* _Excerpted records_:

****

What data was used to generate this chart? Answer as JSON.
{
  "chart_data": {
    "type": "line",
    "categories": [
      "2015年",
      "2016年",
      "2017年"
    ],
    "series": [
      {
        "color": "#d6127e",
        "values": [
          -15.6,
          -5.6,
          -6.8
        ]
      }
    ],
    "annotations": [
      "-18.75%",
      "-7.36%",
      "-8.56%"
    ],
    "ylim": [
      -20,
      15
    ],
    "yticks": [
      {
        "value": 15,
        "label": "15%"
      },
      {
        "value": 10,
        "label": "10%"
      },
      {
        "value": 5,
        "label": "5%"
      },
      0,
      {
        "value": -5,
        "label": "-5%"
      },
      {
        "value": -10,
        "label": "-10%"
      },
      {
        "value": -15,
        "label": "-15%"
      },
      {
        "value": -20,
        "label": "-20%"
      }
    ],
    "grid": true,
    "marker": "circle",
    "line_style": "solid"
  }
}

****

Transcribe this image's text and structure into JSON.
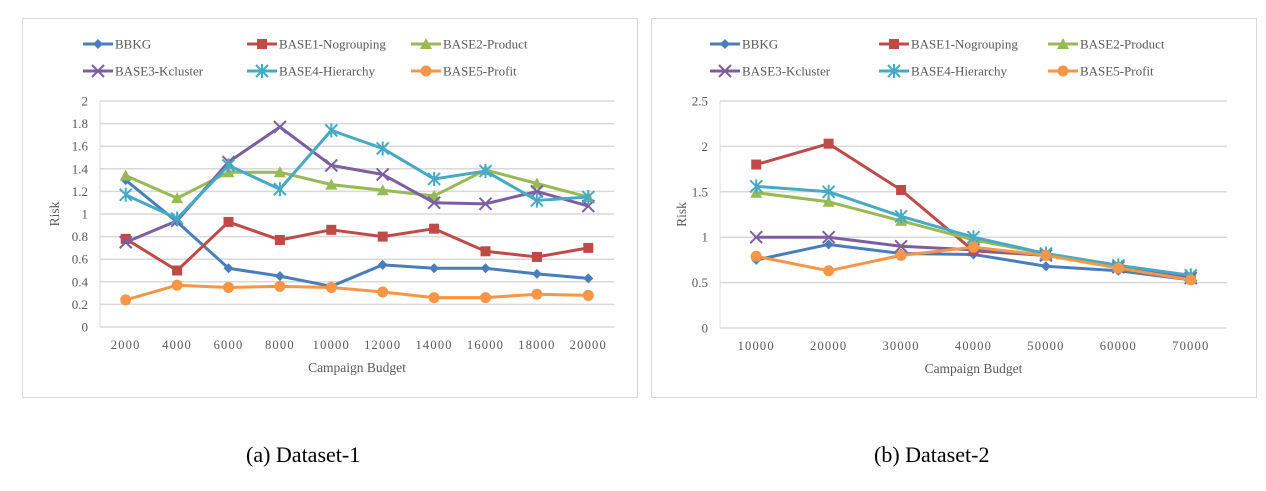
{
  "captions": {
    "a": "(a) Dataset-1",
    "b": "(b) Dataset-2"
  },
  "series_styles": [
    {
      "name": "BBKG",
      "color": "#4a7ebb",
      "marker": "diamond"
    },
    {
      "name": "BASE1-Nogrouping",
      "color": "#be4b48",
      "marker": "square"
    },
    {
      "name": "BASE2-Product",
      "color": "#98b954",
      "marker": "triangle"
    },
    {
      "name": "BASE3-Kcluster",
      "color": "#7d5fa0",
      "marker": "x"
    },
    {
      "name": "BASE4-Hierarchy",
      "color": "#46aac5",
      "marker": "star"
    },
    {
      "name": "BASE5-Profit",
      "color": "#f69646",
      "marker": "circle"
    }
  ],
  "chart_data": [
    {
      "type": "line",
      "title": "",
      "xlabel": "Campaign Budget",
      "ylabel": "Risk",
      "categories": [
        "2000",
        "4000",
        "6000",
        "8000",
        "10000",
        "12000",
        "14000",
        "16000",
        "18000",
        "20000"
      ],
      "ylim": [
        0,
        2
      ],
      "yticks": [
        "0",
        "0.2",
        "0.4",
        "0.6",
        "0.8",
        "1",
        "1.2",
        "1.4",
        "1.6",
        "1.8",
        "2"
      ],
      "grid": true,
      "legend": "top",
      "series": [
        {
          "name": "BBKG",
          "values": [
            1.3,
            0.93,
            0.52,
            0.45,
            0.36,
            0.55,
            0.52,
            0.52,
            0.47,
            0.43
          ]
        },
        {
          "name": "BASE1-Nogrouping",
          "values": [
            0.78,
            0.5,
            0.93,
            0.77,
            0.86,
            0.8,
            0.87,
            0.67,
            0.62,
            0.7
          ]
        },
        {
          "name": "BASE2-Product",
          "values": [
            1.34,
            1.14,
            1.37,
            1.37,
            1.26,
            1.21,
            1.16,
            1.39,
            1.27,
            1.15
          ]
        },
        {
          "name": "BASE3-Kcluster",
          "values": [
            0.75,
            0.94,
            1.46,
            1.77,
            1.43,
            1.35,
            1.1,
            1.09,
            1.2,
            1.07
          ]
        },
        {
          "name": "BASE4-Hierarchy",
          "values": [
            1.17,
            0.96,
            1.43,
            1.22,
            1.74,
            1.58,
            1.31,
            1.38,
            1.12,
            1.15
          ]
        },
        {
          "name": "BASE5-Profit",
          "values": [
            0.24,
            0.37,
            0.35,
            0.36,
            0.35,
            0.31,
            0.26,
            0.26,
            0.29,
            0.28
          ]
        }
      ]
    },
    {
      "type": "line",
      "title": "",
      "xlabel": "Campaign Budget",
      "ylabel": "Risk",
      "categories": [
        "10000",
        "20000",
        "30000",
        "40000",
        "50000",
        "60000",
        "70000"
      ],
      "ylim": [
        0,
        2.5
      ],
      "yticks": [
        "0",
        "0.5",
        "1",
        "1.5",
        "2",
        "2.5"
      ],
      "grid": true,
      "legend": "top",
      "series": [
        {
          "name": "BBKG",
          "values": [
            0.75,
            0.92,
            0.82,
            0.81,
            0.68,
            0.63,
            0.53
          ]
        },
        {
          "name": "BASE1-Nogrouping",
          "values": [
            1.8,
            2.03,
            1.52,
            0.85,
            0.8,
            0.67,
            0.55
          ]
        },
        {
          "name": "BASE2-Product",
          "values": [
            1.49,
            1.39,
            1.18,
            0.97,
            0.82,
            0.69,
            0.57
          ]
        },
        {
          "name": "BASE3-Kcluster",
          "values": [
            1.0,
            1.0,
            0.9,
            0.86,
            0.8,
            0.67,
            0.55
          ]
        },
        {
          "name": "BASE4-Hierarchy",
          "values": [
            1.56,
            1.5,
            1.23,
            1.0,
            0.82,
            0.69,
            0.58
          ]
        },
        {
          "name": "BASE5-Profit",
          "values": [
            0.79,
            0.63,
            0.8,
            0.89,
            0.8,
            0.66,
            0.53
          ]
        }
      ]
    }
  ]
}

****

* _Work to complete_:
In the listing above, find each line with the word "marker" and copy it.

* _Result of the task_:
    "marker": "circle",
      "marker": "diamond"
      "marker": "square"
      "marker": "triangle"
      "marker": "x"
      "marker": "star"
      "marker": "circle"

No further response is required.